_OBJECTIVE:_
Answer these questions using the forum thread on left-handed PRS guitars below.
1. Which PRS model does the first poster say they are interested in?
2. According to the reply, where are PRS SE guitars made?
3. Which company does the reply say will offer left-handed guitars in early 2008?

_GIVEN TEXT:_
#####
# Left-handed PRS guitars?



## Duster (Dec 28, 2007)

I'm potentially interested in a PRS guitar, specifically the Singlecut SE. I don't know much about it at this point except that they make some nice guitars. Before I go off and try to find one to look at, maybe someone can spare me a wild-goose chase....

Does anyone know if PRS makes the SE in a left-handed version? I haven't been able to find any mention of one on the internet anywhere.

Thanks for the help.

--- D


----------



## skydigger (Oct 20, 2007)

Ah, There's nothing like having a love of a high quality luthier and turning it into pure hate.

It pisses me off to no end when a large, well-known guitar company doesn't offer or discontinues left-handed models.

The PRS SE's are made in Korea. Mr. Smiths comment I believe was along the lines of "PRS will no longer cater to the "fickle" left-handed guitarist."

It was announced a couple of years ago that PRS will no longer build lefties, so, I'm afraid you are out of luck finding yourself a PRS SE.

So, what's next?

I hear that Reverend Guitars will soon (early 2008) be offering some lefties and they've got some killer <$1000 guitars.

Here's a link to a highly rated PRS clone that costs less than $300!!
#####
_DATA SECTION:_

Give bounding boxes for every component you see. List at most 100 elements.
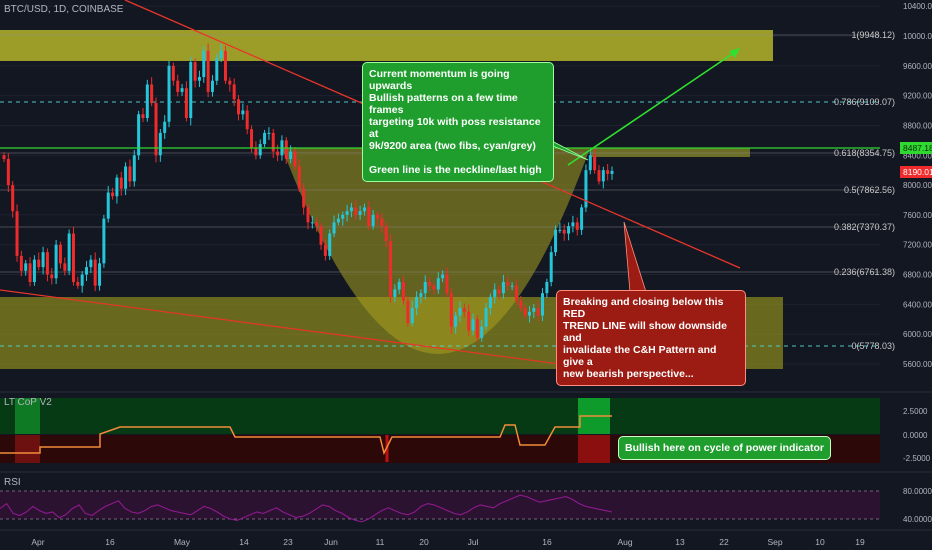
candle-body xyxy=(389,241,393,297)
candle-body xyxy=(202,50,206,77)
cop-line xyxy=(0,415,612,456)
candle-body xyxy=(11,185,15,212)
candle-body xyxy=(354,207,358,215)
candle-body xyxy=(276,151,280,156)
time-tick-label: Jul xyxy=(468,537,479,547)
candle-body xyxy=(111,192,115,197)
candle-body xyxy=(310,222,314,224)
candles xyxy=(2,43,614,343)
candle-body xyxy=(423,282,427,294)
candle-body xyxy=(601,170,605,182)
candle-body xyxy=(41,252,45,268)
candle-body xyxy=(506,282,510,286)
candle-body xyxy=(588,155,592,171)
candle-body xyxy=(206,50,210,92)
candle-body xyxy=(50,274,54,279)
candle-body xyxy=(241,110,245,115)
fib-label: 0.5(7862.56) xyxy=(844,185,895,195)
candle-body xyxy=(145,84,149,118)
price-tick-label: 10000.00 xyxy=(903,32,932,41)
candle-body xyxy=(432,285,436,290)
candle-body xyxy=(458,308,462,316)
time-tick-label: 14 xyxy=(239,537,249,547)
price-tick-label: 9600.00 xyxy=(903,62,932,71)
candle-body xyxy=(467,311,471,331)
cop-callout: Bullish here on cycle of power indicator xyxy=(618,436,831,460)
candle-body xyxy=(63,263,67,271)
candle-body xyxy=(254,147,258,156)
candle-body xyxy=(197,77,201,81)
candle-body xyxy=(410,308,414,323)
candle-body xyxy=(219,50,223,59)
candle-body xyxy=(128,166,132,182)
time-tick-label: 16 xyxy=(105,537,115,547)
cop-hl-4 xyxy=(578,435,610,463)
candle-body xyxy=(85,267,89,275)
price-tick-label: 6800.00 xyxy=(903,271,932,280)
candle-body xyxy=(24,263,28,271)
candle-body xyxy=(441,274,445,279)
price-label-current-text: 8190.01 xyxy=(903,167,932,177)
candle-body xyxy=(163,121,167,133)
cop-indicator-label[interactable]: LT CoP V2 xyxy=(4,397,52,408)
candle-body xyxy=(549,252,553,282)
candle-body xyxy=(514,285,518,301)
candle-body xyxy=(371,214,375,227)
cop-hl-2 xyxy=(15,435,40,463)
candle-body xyxy=(98,263,102,286)
candle-body xyxy=(32,259,36,282)
candle-body xyxy=(493,289,497,297)
candle-body xyxy=(137,114,141,156)
momentum-callout: Current momentum is going upwards Bullis… xyxy=(362,62,554,182)
candle-body xyxy=(519,300,523,309)
candle-body xyxy=(293,151,297,167)
candle-body xyxy=(328,233,332,256)
candle-body xyxy=(501,282,505,294)
candle-body xyxy=(380,218,384,227)
trendline-callout: Breaking and closing below this RED TREN… xyxy=(556,290,746,386)
rsi-band xyxy=(0,491,880,519)
price-label-neckline xyxy=(900,142,932,154)
candle-body xyxy=(436,278,440,290)
candle-body xyxy=(610,170,614,174)
candle-body xyxy=(37,259,41,268)
candle-body xyxy=(28,263,32,282)
price-label-neckline-text: 8487.18 xyxy=(903,143,932,153)
fib-label: 0.382(7370.37) xyxy=(834,222,895,232)
candle-body xyxy=(54,244,58,279)
candle-body xyxy=(315,222,319,227)
rsi-indicator-label[interactable]: RSI xyxy=(4,477,21,488)
candle-body xyxy=(250,129,254,148)
price-tick-label: 5600.00 xyxy=(903,360,932,369)
price-tick-label: 8400.00 xyxy=(903,151,932,160)
candle-body xyxy=(71,233,75,282)
rsi-axis: 80.0000 40.0000 xyxy=(903,487,932,524)
candle-body xyxy=(471,319,475,331)
fib-label: 0.618(8354.75) xyxy=(834,148,895,158)
candle-body xyxy=(580,207,584,230)
candle-body xyxy=(215,58,219,81)
candle-body xyxy=(289,151,293,159)
candle-body xyxy=(89,259,93,268)
candle-body xyxy=(80,274,84,286)
candle-body xyxy=(319,226,323,245)
candle-body xyxy=(106,192,110,219)
candle-body xyxy=(132,155,136,182)
candle-body xyxy=(397,282,401,290)
time-tick-label: Aug xyxy=(617,537,632,547)
candle-body xyxy=(19,255,23,271)
candle-body xyxy=(245,110,249,130)
candle-body xyxy=(575,222,579,230)
price-tick-label: 10400.00 xyxy=(903,2,932,11)
candle-body xyxy=(228,80,232,85)
candle-body xyxy=(336,218,340,223)
target-arrow xyxy=(567,49,739,166)
candle-body xyxy=(150,84,154,104)
candle-body xyxy=(375,214,379,219)
candle-body xyxy=(536,308,540,316)
candle-body xyxy=(297,166,301,189)
rsi-tick-label: 40.0000 xyxy=(903,515,932,524)
candle-body xyxy=(523,308,527,316)
target-arrow-head xyxy=(729,48,740,58)
time-tick-label: 10 xyxy=(815,537,825,547)
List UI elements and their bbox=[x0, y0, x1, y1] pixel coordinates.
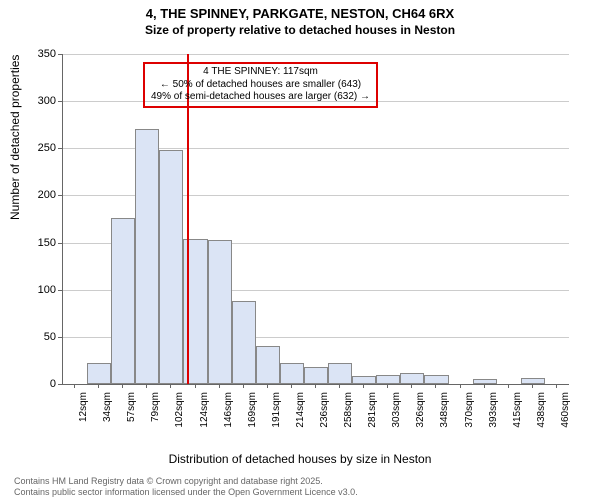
xtick-mark bbox=[98, 384, 99, 388]
ytick-mark bbox=[58, 337, 62, 338]
histogram-bar bbox=[208, 240, 232, 384]
histogram-bar bbox=[111, 218, 135, 384]
xtick-mark bbox=[484, 384, 485, 388]
ytick-mark bbox=[58, 290, 62, 291]
annotation-box: 4 THE SPINNEY: 117sqm ← 50% of detached … bbox=[143, 62, 378, 108]
xtick-label: 281sqm bbox=[367, 392, 378, 428]
histogram-bar bbox=[256, 346, 280, 384]
histogram-bar bbox=[376, 375, 400, 384]
annotation-line-1: 4 THE SPINNEY: 117sqm bbox=[151, 66, 370, 79]
xtick-label: 348sqm bbox=[439, 392, 450, 428]
footer-line-2: Contains public sector information licen… bbox=[14, 487, 358, 498]
xtick-label: 169sqm bbox=[247, 392, 258, 428]
ytick-mark bbox=[58, 243, 62, 244]
footer-line-1: Contains HM Land Registry data © Crown c… bbox=[14, 476, 358, 487]
xtick-label: 370sqm bbox=[464, 392, 475, 428]
xtick-mark bbox=[315, 384, 316, 388]
histogram-bar bbox=[87, 363, 111, 384]
histogram-bar bbox=[473, 379, 497, 384]
xtick-label: 124sqm bbox=[199, 392, 210, 428]
xtick-label: 438sqm bbox=[536, 392, 547, 428]
xtick-mark bbox=[460, 384, 461, 388]
title-line1: 4, THE SPINNEY, PARKGATE, NESTON, CH64 6… bbox=[0, 6, 600, 23]
histogram-bar bbox=[521, 378, 545, 384]
xtick-mark bbox=[435, 384, 436, 388]
ytick-mark bbox=[58, 148, 62, 149]
xtick-label: 258sqm bbox=[343, 392, 354, 428]
histogram-bar bbox=[280, 363, 304, 384]
chart-title: 4, THE SPINNEY, PARKGATE, NESTON, CH64 6… bbox=[0, 0, 600, 38]
ytick-label: 250 bbox=[16, 142, 56, 154]
xtick-label: 191sqm bbox=[271, 392, 282, 428]
xtick-mark bbox=[532, 384, 533, 388]
histogram-bar bbox=[304, 367, 328, 384]
histogram-bar bbox=[424, 375, 448, 384]
xtick-label: 12sqm bbox=[78, 392, 89, 422]
xtick-label: 326sqm bbox=[415, 392, 426, 428]
footer-attribution: Contains HM Land Registry data © Crown c… bbox=[14, 476, 358, 498]
histogram-bar bbox=[400, 373, 424, 384]
plot-area: 4 THE SPINNEY: 117sqm ← 50% of detached … bbox=[62, 54, 569, 385]
xtick-mark bbox=[219, 384, 220, 388]
xtick-label: 236sqm bbox=[319, 392, 330, 428]
xtick-mark bbox=[387, 384, 388, 388]
xtick-label: 57sqm bbox=[126, 392, 137, 422]
ytick-label: 300 bbox=[16, 95, 56, 107]
xtick-mark bbox=[170, 384, 171, 388]
xtick-mark bbox=[556, 384, 557, 388]
ytick-mark bbox=[58, 384, 62, 385]
ytick-mark bbox=[58, 195, 62, 196]
xtick-mark bbox=[267, 384, 268, 388]
xtick-mark bbox=[146, 384, 147, 388]
xtick-label: 303sqm bbox=[391, 392, 402, 428]
xtick-label: 34sqm bbox=[102, 392, 113, 422]
histogram-bar bbox=[352, 376, 376, 384]
ytick-mark bbox=[58, 54, 62, 55]
ytick-label: 200 bbox=[16, 189, 56, 201]
x-axis-label: Distribution of detached houses by size … bbox=[0, 452, 600, 466]
ytick-mark bbox=[58, 101, 62, 102]
xtick-label: 146sqm bbox=[223, 392, 234, 428]
histogram-bar bbox=[232, 301, 256, 384]
histogram-bar bbox=[135, 129, 159, 384]
title-line2: Size of property relative to detached ho… bbox=[0, 23, 600, 39]
ytick-label: 50 bbox=[16, 331, 56, 343]
xtick-mark bbox=[74, 384, 75, 388]
annotation-line-2: ← 50% of detached houses are smaller (64… bbox=[151, 79, 370, 92]
xtick-label: 102sqm bbox=[174, 392, 185, 428]
xtick-mark bbox=[363, 384, 364, 388]
xtick-label: 460sqm bbox=[560, 392, 571, 428]
xtick-label: 79sqm bbox=[150, 392, 161, 422]
xtick-mark bbox=[291, 384, 292, 388]
xtick-label: 415sqm bbox=[512, 392, 523, 428]
histogram-bar bbox=[159, 150, 183, 384]
xtick-mark bbox=[195, 384, 196, 388]
annotation-line-3: 49% of semi-detached houses are larger (… bbox=[151, 91, 370, 104]
xtick-mark bbox=[508, 384, 509, 388]
xtick-mark bbox=[411, 384, 412, 388]
histogram-bar bbox=[328, 363, 352, 384]
ytick-label: 150 bbox=[16, 237, 56, 249]
xtick-mark bbox=[339, 384, 340, 388]
xtick-label: 214sqm bbox=[295, 392, 306, 428]
gridline bbox=[63, 54, 569, 55]
ytick-label: 350 bbox=[16, 48, 56, 60]
xtick-mark bbox=[243, 384, 244, 388]
ytick-label: 100 bbox=[16, 284, 56, 296]
chart-container: 4, THE SPINNEY, PARKGATE, NESTON, CH64 6… bbox=[0, 0, 600, 500]
xtick-label: 393sqm bbox=[488, 392, 499, 428]
ytick-label: 0 bbox=[16, 378, 56, 390]
xtick-mark bbox=[122, 384, 123, 388]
#####
_ANSWER:_
1. The Singlecut SE.
2. Korea.
3. Reverend Guitars.